## Stored entries
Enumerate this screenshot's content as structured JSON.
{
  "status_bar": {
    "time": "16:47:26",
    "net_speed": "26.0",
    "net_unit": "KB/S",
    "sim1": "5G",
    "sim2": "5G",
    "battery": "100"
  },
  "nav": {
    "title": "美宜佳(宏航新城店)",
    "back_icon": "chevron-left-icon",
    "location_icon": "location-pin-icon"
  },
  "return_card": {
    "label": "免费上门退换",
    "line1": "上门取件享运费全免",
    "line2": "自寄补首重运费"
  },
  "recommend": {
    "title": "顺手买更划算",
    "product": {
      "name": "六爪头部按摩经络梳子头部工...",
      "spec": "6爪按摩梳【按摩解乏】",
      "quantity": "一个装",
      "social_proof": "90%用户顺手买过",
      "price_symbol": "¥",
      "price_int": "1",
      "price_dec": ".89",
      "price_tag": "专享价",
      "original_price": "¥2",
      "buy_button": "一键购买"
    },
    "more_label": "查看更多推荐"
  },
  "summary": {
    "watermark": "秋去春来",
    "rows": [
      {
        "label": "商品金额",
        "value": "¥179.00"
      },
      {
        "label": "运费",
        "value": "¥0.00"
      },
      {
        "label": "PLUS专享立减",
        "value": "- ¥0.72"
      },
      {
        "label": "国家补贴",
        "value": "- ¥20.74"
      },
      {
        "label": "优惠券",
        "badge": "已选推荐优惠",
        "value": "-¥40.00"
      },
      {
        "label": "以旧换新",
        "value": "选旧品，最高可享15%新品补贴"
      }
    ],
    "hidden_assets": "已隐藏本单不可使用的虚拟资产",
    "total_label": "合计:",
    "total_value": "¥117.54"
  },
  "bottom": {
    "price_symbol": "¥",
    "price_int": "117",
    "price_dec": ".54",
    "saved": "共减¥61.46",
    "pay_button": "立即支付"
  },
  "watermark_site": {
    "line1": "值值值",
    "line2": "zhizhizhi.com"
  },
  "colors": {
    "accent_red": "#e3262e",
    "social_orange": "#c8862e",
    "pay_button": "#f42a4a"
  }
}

## Given request
Write out every record, exactly as written.

## Expected answer
Enumerate this screenshot's content as structured JSON.
{
  "status_bar": {
    "time": "16:47:26",
    "net_speed": "26.0",
    "net_unit": "KB/S",
    "sim1": "5G",
    "sim2": "5G",
    "battery": "100"
  },
  "nav": {
    "title": "美宜佳(宏航新城店)",
    "back_icon": "chevron-left-icon",
    "location_icon": "location-pin-icon"
  },
  "return_card": {
    "label": "免费上门退换",
    "line1": "上门取件享运费全免",
    "line2": "自寄补首重运费"
  },
  "recommend": {
    "title": "顺手买更划算",
    "product": {
      "name": "六爪头部按摩经络梳子头部工...",
      "spec": "6爪按摩梳【按摩解乏】",
      "quantity": "一个装",
      "social_proof": "90%用户顺手买过",
      "price_symbol": "¥",
      "price_int": "1",
      "price_dec": ".89",
      "price_tag": "专享价",
      "original_price": "¥2",
      "buy_button": "一键购买"
    },
    "more_label": "查看更多推荐"
  },
  "summary": {
    "watermark": "秋去春来",
    "rows": [
      {
        "label": "商品金额",
        "value": "¥179.00"
      },
      {
        "label": "运费",
        "value": "¥0.00"
      },
      {
        "label": "PLUS专享立减",
        "value": "- ¥0.72"
      },
      {
        "label": "国家补贴",
        "value": "- ¥20.74"
      },
      {
        "label": "优惠券",
        "badge": "已选推荐优惠",
        "value": "-¥40.00"
      },
      {
        "label": "以旧换新",
        "value": "选旧品，最高可享15%新品补贴"
      }
    ],
    "hidden_assets": "已隐藏本单不可使用的虚拟资产",
    "total_label": "合计:",
    "total_value": "¥117.54"
  },
  "bottom": {
    "price_symbol": "¥",
    "price_int": "117",
    "price_dec": ".54",
    "saved": "共减¥61.46",
    "pay_button": "立即支付"
  },
  "watermark_site": {
    "line1": "值值值",
    "line2": "zhizhizhi.com"
  },
  "colors": {
    "accent_red": "#e3262e",
    "social_orange": "#c8862e",
    "pay_button": "#f42a4a"
  }
}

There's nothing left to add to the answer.